(Stored entries)
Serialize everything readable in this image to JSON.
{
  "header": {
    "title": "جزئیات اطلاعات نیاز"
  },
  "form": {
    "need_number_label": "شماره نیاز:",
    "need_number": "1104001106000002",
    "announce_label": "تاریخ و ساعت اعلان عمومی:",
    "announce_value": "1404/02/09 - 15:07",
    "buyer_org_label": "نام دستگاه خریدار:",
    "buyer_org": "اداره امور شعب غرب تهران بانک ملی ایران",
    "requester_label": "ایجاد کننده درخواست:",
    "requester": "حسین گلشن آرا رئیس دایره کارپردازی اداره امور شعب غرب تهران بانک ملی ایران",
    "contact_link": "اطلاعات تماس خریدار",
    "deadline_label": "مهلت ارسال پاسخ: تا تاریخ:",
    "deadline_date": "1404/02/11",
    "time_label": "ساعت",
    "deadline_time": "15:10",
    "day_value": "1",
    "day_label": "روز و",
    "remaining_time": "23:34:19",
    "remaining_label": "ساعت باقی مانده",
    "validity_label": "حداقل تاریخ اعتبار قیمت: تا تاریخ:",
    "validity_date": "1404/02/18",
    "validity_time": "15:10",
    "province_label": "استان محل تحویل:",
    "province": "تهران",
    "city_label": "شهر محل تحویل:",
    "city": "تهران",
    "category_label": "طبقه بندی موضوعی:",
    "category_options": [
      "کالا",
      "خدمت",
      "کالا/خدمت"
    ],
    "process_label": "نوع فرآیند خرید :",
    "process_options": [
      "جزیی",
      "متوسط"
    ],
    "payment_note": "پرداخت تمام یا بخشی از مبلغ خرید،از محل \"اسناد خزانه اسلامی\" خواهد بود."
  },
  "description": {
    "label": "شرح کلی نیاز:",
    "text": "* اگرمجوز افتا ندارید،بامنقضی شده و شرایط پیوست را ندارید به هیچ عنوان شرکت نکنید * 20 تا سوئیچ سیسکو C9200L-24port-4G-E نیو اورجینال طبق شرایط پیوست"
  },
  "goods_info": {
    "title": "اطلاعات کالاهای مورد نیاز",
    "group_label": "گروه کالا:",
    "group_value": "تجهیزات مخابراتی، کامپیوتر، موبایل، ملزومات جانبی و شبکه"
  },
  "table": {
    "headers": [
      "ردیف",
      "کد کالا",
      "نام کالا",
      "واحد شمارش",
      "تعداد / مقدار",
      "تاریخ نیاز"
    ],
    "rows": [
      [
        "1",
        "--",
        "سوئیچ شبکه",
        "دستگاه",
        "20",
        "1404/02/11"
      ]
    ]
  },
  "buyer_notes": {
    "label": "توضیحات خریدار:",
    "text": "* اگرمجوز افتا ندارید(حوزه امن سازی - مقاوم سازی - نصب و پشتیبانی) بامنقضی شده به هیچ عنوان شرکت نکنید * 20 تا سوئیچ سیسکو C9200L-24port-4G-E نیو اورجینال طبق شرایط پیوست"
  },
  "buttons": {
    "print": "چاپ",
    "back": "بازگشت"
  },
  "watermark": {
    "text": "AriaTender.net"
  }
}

• **WORK TO DO**
Copy each line of the data exactly, leaving nothing out.

• **COMPLETE OUTPUT**
Serialize everything readable in this image to JSON.
{
  "header": {
    "title": "جزئیات اطلاعات نیاز"
  },
  "form": {
    "need_number_label": "شماره نیاز:",
    "need_number": "1104001106000002",
    "announce_label": "تاریخ و ساعت اعلان عمومی:",
    "announce_value": "1404/02/09 - 15:07",
    "buyer_org_label": "نام دستگاه خریدار:",
    "buyer_org": "اداره امور شعب غرب تهران بانک ملی ایران",
    "requester_label": "ایجاد کننده درخواست:",
    "requester": "حسین گلشن آرا رئیس دایره کارپردازی اداره امور شعب غرب تهران بانک ملی ایران",
    "contact_link": "اطلاعات تماس خریدار",
    "deadline_label": "مهلت ارسال پاسخ: تا تاریخ:",
    "deadline_date": "1404/02/11",
    "time_label": "ساعت",
    "deadline_time": "15:10",
    "day_value": "1",
    "day_label": "روز و",
    "remaining_time": "23:34:19",
    "remaining_label": "ساعت باقی مانده",
    "validity_label": "حداقل تاریخ اعتبار قیمت: تا تاریخ:",
    "validity_date": "1404/02/18",
    "validity_time": "15:10",
    "province_label": "استان محل تحویل:",
    "province": "تهران",
    "city_label": "شهر محل تحویل:",
    "city": "تهران",
    "category_label": "طبقه بندی موضوعی:",
    "category_options": [
      "کالا",
      "خدمت",
      "کالا/خدمت"
    ],
    "process_label": "نوع فرآیند خرید :",
    "process_options": [
      "جزیی",
      "متوسط"
    ],
    "payment_note": "پرداخت تمام یا بخشی از مبلغ خرید،از محل \"اسناد خزانه اسلامی\" خواهد بود."
  },
  "description": {
    "label": "شرح کلی نیاز:",
    "text": "* اگرمجوز افتا ندارید،بامنقضی شده و شرایط پیوست را ندارید به هیچ عنوان شرکت نکنید * 20 تا سوئیچ سیسکو C9200L-24port-4G-E نیو اورجینال طبق شرایط پیوست"
  },
  "goods_info": {
    "title": "اطلاعات کالاهای مورد نیاز",
    "group_label": "گروه کالا:",
    "group_value": "تجهیزات مخابراتی، کامپیوتر، موبایل، ملزومات جانبی و شبکه"
  },
  "table": {
    "headers": [
      "ردیف",
      "کد کالا",
      "نام کالا",
      "واحد شمارش",
      "تعداد / مقدار",
      "تاریخ نیاز"
    ],
    "rows": [
      [
        "1",
        "--",
        "سوئیچ شبکه",
        "دستگاه",
        "20",
        "1404/02/11"
      ]
    ]
  },
  "buyer_notes": {
    "label": "توضیحات خریدار:",
    "text": "* اگرمجوز افتا ندارید(حوزه امن سازی - مقاوم سازی - نصب و پشتیبانی) بامنقضی شده به هیچ عنوان شرکت نکنید * 20 تا سوئیچ سیسکو C9200L-24port-4G-E نیو اورجینال طبق شرایط پیوست"
  },
  "buttons": {
    "print": "چاپ",
    "back": "بازگشت"
  },
  "watermark": {
    "text": "AriaTender.net"
  }
}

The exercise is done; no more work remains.